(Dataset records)
--- --- ---

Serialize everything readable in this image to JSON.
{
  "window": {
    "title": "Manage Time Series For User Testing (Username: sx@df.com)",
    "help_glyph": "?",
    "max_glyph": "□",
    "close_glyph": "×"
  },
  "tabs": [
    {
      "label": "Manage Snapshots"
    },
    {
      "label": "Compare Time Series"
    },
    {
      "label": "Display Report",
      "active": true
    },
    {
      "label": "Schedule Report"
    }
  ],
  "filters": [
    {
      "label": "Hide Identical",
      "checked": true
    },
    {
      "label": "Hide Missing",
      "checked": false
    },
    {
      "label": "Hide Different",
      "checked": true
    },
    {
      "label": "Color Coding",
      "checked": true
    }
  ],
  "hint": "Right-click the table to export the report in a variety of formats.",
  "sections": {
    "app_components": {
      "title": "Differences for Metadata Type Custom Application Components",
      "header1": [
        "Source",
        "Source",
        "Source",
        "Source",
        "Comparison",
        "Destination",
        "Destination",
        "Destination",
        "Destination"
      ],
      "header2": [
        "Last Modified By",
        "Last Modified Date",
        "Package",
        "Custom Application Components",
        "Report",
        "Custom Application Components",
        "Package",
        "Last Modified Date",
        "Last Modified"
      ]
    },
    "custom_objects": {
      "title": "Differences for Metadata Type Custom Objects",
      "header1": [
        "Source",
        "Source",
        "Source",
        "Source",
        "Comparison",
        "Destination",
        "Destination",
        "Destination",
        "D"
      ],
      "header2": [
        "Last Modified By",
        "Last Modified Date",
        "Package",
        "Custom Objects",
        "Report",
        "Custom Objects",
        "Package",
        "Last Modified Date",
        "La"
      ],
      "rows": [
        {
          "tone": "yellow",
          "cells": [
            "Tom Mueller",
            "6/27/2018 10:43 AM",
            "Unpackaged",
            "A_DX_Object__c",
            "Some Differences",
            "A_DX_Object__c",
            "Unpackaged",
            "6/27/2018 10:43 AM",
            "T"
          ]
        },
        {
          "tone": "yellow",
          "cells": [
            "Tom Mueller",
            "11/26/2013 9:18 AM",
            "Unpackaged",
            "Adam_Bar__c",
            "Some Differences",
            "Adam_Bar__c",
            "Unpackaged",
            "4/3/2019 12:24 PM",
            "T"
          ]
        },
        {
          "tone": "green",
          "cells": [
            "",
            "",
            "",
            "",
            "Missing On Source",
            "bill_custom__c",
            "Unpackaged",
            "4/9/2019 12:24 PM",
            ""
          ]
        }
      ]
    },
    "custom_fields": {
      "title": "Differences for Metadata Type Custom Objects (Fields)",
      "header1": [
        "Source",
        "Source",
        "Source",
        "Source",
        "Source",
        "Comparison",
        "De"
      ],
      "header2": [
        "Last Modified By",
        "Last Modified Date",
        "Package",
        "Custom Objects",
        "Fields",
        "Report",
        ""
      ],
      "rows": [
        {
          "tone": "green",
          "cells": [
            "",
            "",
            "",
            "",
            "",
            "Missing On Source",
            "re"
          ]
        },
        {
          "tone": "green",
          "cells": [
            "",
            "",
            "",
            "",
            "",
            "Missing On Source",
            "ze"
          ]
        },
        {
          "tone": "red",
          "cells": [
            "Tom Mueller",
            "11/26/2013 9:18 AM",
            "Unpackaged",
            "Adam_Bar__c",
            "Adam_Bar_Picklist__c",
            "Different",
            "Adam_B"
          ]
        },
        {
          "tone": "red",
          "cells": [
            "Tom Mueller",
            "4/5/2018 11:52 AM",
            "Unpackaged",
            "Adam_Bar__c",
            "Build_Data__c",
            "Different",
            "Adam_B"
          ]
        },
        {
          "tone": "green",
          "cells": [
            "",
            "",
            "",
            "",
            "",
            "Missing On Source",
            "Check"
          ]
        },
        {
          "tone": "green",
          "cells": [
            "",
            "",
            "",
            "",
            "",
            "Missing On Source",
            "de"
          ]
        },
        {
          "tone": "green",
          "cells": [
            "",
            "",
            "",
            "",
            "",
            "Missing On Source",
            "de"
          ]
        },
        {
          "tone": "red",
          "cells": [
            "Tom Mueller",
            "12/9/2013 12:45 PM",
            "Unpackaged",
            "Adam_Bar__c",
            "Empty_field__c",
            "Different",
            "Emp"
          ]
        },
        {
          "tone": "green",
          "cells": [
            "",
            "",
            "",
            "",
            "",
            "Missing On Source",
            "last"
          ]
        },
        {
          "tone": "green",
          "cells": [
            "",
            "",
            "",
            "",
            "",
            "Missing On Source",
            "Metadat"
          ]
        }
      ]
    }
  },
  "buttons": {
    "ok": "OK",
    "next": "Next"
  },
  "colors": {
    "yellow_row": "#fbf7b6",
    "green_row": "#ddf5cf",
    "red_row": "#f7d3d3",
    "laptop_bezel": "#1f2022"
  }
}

--- --- ---

> **Work required**
Please reproduce each line exactly as written.

> **Written solution**
Serialize everything readable in this image to JSON.
{
  "window": {
    "title": "Manage Time Series For User Testing (Username: sx@df.com)",
    "help_glyph": "?",
    "max_glyph": "□",
    "close_glyph": "×"
  },
  "tabs": [
    {
      "label": "Manage Snapshots"
    },
    {
      "label": "Compare Time Series"
    },
    {
      "label": "Display Report",
      "active": true
    },
    {
      "label": "Schedule Report"
    }
  ],
  "filters": [
    {
      "label": "Hide Identical",
      "checked": true
    },
    {
      "label": "Hide Missing",
      "checked": false
    },
    {
      "label": "Hide Different",
      "checked": true
    },
    {
      "label": "Color Coding",
      "checked": true
    }
  ],
  "hint": "Right-click the table to export the report in a variety of formats.",
  "sections": {
    "app_components": {
      "title": "Differences for Metadata Type Custom Application Components",
      "header1": [
        "Source",
        "Source",
        "Source",
        "Source",
        "Comparison",
        "Destination",
        "Destination",
        "Destination",
        "Destination"
      ],
      "header2": [
        "Last Modified By",
        "Last Modified Date",
        "Package",
        "Custom Application Components",
        "Report",
        "Custom Application Components",
        "Package",
        "Last Modified Date",
        "Last Modified"
      ]
    },
    "custom_objects": {
      "title": "Differences for Metadata Type Custom Objects",
      "header1": [
        "Source",
        "Source",
        "Source",
        "Source",
        "Comparison",
        "Destination",
        "Destination",
        "Destination",
        "D"
      ],
      "header2": [
        "Last Modified By",
        "Last Modified Date",
        "Package",
        "Custom Objects",
        "Report",
        "Custom Objects",
        "Package",
        "Last Modified Date",
        "La"
      ],
      "rows": [
        {
          "tone": "yellow",
          "cells": [
            "Tom Mueller",
            "6/27/2018 10:43 AM",
            "Unpackaged",
            "A_DX_Object__c",
            "Some Differences",
            "A_DX_Object__c",
            "Unpackaged",
            "6/27/2018 10:43 AM",
            "T"
          ]
        },
        {
          "tone": "yellow",
          "cells": [
            "Tom Mueller",
            "11/26/2013 9:18 AM",
            "Unpackaged",
            "Adam_Bar__c",
            "Some Differences",
            "Adam_Bar__c",
            "Unpackaged",
            "4/3/2019 12:24 PM",
            "T"
          ]
        },
        {
          "tone": "green",
          "cells": [
            "",
            "",
            "",
            "",
            "Missing On Source",
            "bill_custom__c",
            "Unpackaged",
            "4/9/2019 12:24 PM",
            ""
          ]
        }
      ]
    },
    "custom_fields": {
      "title": "Differences for Metadata Type Custom Objects (Fields)",
      "header1": [
        "Source",
        "Source",
        "Source",
        "Source",
        "Source",
        "Comparison",
        "De"
      ],
      "header2": [
        "Last Modified By",
        "Last Modified Date",
        "Package",
        "Custom Objects",
        "Fields",
        "Report",
        ""
      ],
      "rows": [
        {
          "tone": "green",
          "cells": [
            "",
            "",
            "",
            "",
            "",
            "Missing On Source",
            "re"
          ]
        },
        {
          "tone": "green",
          "cells": [
            "",
            "",
            "",
            "",
            "",
            "Missing On Source",
            "ze"
          ]
        },
        {
          "tone": "red",
          "cells": [
            "Tom Mueller",
            "11/26/2013 9:18 AM",
            "Unpackaged",
            "Adam_Bar__c",
            "Adam_Bar_Picklist__c",
            "Different",
            "Adam_B"
          ]
        },
        {
          "tone": "red",
          "cells": [
            "Tom Mueller",
            "4/5/2018 11:52 AM",
            "Unpackaged",
            "Adam_Bar__c",
            "Build_Data__c",
            "Different",
            "Adam_B"
          ]
        },
        {
          "tone": "green",
          "cells": [
            "",
            "",
            "",
            "",
            "",
            "Missing On Source",
            "Check"
          ]
        },
        {
          "tone": "green",
          "cells": [
            "",
            "",
            "",
            "",
            "",
            "Missing On Source",
            "de"
          ]
        },
        {
          "tone": "green",
          "cells": [
            "",
            "",
            "",
            "",
            "",
            "Missing On Source",
            "de"
          ]
        },
        {
          "tone": "red",
          "cells": [
            "Tom Mueller",
            "12/9/2013 12:45 PM",
            "Unpackaged",
            "Adam_Bar__c",
            "Empty_field__c",
            "Different",
            "Emp"
          ]
        },
        {
          "tone": "green",
          "cells": [
            "",
            "",
            "",
            "",
            "",
            "Missing On Source",
            "last"
          ]
        },
        {
          "tone": "green",
          "cells": [
            "",
            "",
            "",
            "",
            "",
            "Missing On Source",
            "Metadat"
          ]
        }
      ]
    }
  },
  "buttons": {
    "ok": "OK",
    "next": "Next"
  },
  "colors": {
    "yellow_row": "#fbf7b6",
    "green_row": "#ddf5cf",
    "red_row": "#f7d3d3",
    "laptop_bezel": "#1f2022"
  }
}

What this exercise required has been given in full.